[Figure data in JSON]
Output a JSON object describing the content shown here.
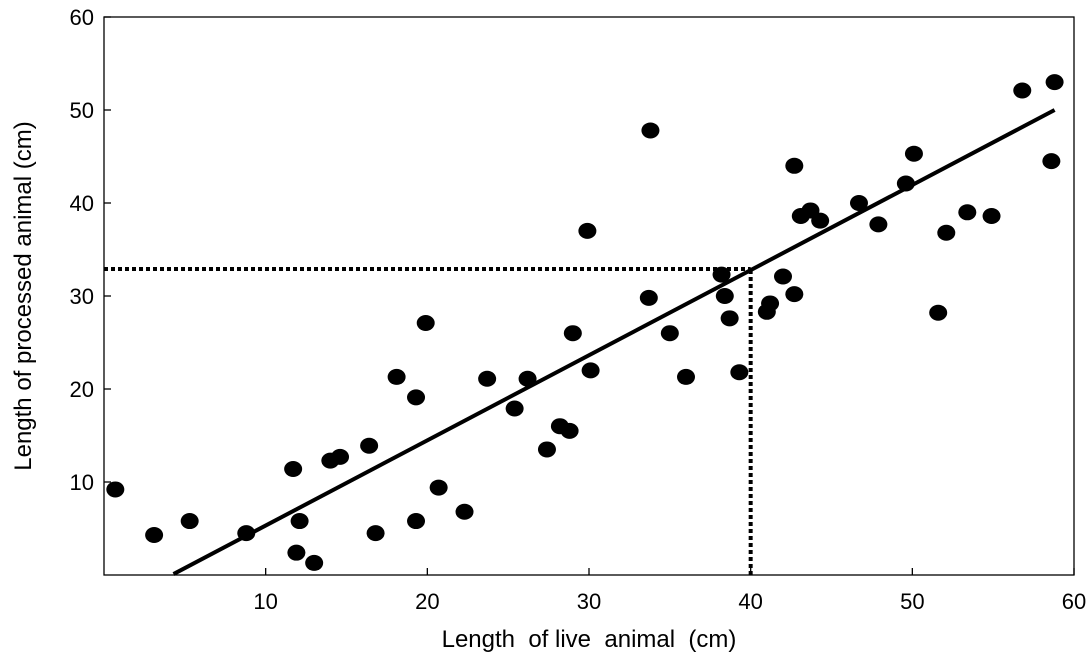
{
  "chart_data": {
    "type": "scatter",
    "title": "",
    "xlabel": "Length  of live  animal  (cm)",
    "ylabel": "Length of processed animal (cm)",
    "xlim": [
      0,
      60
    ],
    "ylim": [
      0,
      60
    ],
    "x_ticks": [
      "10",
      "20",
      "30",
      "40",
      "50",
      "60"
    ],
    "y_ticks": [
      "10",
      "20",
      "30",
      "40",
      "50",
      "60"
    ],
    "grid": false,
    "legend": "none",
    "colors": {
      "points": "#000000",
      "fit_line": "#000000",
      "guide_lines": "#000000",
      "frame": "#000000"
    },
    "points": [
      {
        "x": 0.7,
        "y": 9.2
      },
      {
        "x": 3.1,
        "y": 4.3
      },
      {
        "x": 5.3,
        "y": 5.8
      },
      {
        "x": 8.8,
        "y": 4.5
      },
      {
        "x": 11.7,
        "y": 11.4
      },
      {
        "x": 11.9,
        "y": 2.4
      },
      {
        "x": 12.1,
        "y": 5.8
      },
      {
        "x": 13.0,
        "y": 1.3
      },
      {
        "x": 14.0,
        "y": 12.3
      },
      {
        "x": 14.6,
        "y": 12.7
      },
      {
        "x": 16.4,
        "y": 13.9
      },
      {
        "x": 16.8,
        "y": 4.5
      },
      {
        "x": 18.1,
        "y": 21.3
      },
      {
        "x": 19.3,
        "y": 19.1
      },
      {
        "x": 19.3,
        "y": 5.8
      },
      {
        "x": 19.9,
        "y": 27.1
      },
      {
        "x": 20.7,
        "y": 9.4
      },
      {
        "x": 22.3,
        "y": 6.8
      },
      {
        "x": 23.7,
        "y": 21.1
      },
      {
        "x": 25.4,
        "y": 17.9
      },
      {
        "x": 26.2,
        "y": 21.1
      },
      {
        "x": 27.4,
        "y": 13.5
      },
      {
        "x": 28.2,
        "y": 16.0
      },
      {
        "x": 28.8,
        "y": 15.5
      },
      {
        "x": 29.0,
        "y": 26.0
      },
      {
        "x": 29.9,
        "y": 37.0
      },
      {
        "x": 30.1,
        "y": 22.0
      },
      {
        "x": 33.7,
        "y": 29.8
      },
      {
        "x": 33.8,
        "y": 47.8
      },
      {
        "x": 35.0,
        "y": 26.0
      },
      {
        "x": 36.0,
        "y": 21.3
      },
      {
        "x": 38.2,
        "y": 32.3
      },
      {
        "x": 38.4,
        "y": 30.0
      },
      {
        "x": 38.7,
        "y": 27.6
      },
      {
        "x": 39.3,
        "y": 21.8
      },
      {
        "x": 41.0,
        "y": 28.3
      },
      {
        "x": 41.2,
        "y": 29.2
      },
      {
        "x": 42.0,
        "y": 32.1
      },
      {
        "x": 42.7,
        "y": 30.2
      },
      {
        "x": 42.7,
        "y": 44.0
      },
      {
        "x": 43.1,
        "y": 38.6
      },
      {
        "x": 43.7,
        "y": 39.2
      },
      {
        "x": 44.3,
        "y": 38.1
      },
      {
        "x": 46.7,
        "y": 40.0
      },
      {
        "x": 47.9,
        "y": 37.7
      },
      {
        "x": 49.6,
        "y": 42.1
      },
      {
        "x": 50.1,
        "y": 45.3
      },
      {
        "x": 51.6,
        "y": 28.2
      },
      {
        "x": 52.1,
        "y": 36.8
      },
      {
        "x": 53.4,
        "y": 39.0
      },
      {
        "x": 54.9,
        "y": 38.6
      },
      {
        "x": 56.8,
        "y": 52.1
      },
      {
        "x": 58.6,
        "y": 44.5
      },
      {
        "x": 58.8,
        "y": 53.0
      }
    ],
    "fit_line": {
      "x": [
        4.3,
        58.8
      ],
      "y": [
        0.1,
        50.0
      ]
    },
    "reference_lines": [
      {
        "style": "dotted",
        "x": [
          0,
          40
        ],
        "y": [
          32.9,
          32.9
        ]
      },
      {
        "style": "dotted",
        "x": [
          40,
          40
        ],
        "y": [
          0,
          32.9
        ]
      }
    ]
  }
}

# Problem:
Repeat every record precisely. Any picture among them stays out of the copy.

# Final result:
Output a JSON object describing the content shown here.
{
  "chart_data": {
    "type": "scatter",
    "title": "",
    "xlabel": "Length  of live  animal  (cm)",
    "ylabel": "Length of processed animal (cm)",
    "xlim": [
      0,
      60
    ],
    "ylim": [
      0,
      60
    ],
    "x_ticks": [
      "10",
      "20",
      "30",
      "40",
      "50",
      "60"
    ],
    "y_ticks": [
      "10",
      "20",
      "30",
      "40",
      "50",
      "60"
    ],
    "grid": false,
    "legend": "none",
    "colors": {
      "points": "#000000",
      "fit_line": "#000000",
      "guide_lines": "#000000",
      "frame": "#000000"
    },
    "points": [
      {
        "x": 0.7,
        "y": 9.2
      },
      {
        "x": 3.1,
        "y": 4.3
      },
      {
        "x": 5.3,
        "y": 5.8
      },
      {
        "x": 8.8,
        "y": 4.5
      },
      {
        "x": 11.7,
        "y": 11.4
      },
      {
        "x": 11.9,
        "y": 2.4
      },
      {
        "x": 12.1,
        "y": 5.8
      },
      {
        "x": 13.0,
        "y": 1.3
      },
      {
        "x": 14.0,
        "y": 12.3
      },
      {
        "x": 14.6,
        "y": 12.7
      },
      {
        "x": 16.4,
        "y": 13.9
      },
      {
        "x": 16.8,
        "y": 4.5
      },
      {
        "x": 18.1,
        "y": 21.3
      },
      {
        "x": 19.3,
        "y": 19.1
      },
      {
        "x": 19.3,
        "y": 5.8
      },
      {
        "x": 19.9,
        "y": 27.1
      },
      {
        "x": 20.7,
        "y": 9.4
      },
      {
        "x": 22.3,
        "y": 6.8
      },
      {
        "x": 23.7,
        "y": 21.1
      },
      {
        "x": 25.4,
        "y": 17.9
      },
      {
        "x": 26.2,
        "y": 21.1
      },
      {
        "x": 27.4,
        "y": 13.5
      },
      {
        "x": 28.2,
        "y": 16.0
      },
      {
        "x": 28.8,
        "y": 15.5
      },
      {
        "x": 29.0,
        "y": 26.0
      },
      {
        "x": 29.9,
        "y": 37.0
      },
      {
        "x": 30.1,
        "y": 22.0
      },
      {
        "x": 33.7,
        "y": 29.8
      },
      {
        "x": 33.8,
        "y": 47.8
      },
      {
        "x": 35.0,
        "y": 26.0
      },
      {
        "x": 36.0,
        "y": 21.3
      },
      {
        "x": 38.2,
        "y": 32.3
      },
      {
        "x": 38.4,
        "y": 30.0
      },
      {
        "x": 38.7,
        "y": 27.6
      },
      {
        "x": 39.3,
        "y": 21.8
      },
      {
        "x": 41.0,
        "y": 28.3
      },
      {
        "x": 41.2,
        "y": 29.2
      },
      {
        "x": 42.0,
        "y": 32.1
      },
      {
        "x": 42.7,
        "y": 30.2
      },
      {
        "x": 42.7,
        "y": 44.0
      },
      {
        "x": 43.1,
        "y": 38.6
      },
      {
        "x": 43.7,
        "y": 39.2
      },
      {
        "x": 44.3,
        "y": 38.1
      },
      {
        "x": 46.7,
        "y": 40.0
      },
      {
        "x": 47.9,
        "y": 37.7
      },
      {
        "x": 49.6,
        "y": 42.1
      },
      {
        "x": 50.1,
        "y": 45.3
      },
      {
        "x": 51.6,
        "y": 28.2
      },
      {
        "x": 52.1,
        "y": 36.8
      },
      {
        "x": 53.4,
        "y": 39.0
      },
      {
        "x": 54.9,
        "y": 38.6
      },
      {
        "x": 56.8,
        "y": 52.1
      },
      {
        "x": 58.6,
        "y": 44.5
      },
      {
        "x": 58.8,
        "y": 53.0
      }
    ],
    "fit_line": {
      "x": [
        4.3,
        58.8
      ],
      "y": [
        0.1,
        50.0
      ]
    },
    "reference_lines": [
      {
        "style": "dotted",
        "x": [
          0,
          40
        ],
        "y": [
          32.9,
          32.9
        ]
      },
      {
        "style": "dotted",
        "x": [
          40,
          40
        ],
        "y": [
          0,
          32.9
        ]
      }
    ]
  }
}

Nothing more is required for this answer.